====== Dataset entries ======

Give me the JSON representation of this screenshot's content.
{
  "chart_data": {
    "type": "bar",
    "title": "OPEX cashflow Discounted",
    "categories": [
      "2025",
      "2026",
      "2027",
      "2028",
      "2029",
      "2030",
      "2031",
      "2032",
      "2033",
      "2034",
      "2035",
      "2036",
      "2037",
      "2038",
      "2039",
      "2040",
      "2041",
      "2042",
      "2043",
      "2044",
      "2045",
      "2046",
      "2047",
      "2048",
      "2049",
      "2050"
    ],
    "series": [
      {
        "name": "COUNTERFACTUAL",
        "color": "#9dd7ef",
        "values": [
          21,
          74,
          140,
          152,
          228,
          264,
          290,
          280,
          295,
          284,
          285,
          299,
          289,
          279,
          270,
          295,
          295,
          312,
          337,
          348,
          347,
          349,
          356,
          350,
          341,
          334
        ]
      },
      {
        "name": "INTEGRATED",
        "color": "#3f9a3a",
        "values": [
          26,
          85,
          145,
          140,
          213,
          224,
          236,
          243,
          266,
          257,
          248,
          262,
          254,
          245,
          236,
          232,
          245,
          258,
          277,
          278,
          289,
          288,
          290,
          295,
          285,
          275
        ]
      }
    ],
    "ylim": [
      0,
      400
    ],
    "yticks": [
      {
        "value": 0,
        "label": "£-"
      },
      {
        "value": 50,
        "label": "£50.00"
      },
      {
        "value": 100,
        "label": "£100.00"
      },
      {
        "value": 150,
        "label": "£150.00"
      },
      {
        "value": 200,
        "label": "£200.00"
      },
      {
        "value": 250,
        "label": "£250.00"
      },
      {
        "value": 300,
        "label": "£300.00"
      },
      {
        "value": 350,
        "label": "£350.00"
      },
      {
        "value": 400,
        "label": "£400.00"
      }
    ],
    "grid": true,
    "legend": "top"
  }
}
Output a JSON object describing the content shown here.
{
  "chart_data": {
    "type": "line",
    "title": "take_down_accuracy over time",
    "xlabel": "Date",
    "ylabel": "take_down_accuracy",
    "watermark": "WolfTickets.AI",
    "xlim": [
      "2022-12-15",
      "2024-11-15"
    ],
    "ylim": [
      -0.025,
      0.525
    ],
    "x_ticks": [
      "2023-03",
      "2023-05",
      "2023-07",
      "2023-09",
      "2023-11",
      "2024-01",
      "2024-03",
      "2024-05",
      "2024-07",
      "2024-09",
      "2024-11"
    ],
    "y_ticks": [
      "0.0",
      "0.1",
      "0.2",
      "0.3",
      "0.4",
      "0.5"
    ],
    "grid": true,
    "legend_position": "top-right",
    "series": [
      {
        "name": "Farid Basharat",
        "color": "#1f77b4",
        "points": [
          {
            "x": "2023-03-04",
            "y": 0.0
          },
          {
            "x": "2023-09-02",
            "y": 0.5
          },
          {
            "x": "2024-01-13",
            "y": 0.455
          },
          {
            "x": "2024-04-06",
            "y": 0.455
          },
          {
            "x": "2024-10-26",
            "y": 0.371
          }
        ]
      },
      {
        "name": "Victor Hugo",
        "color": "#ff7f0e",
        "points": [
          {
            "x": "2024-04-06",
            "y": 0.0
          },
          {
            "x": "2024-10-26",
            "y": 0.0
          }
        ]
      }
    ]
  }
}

======

Lines containing the string "color" are to be selected and copied.

        "color": "#9dd7ef",
        "color": "#3f9a3a",
        "color": "#1f77b4",
        "color": "#ff7f0e",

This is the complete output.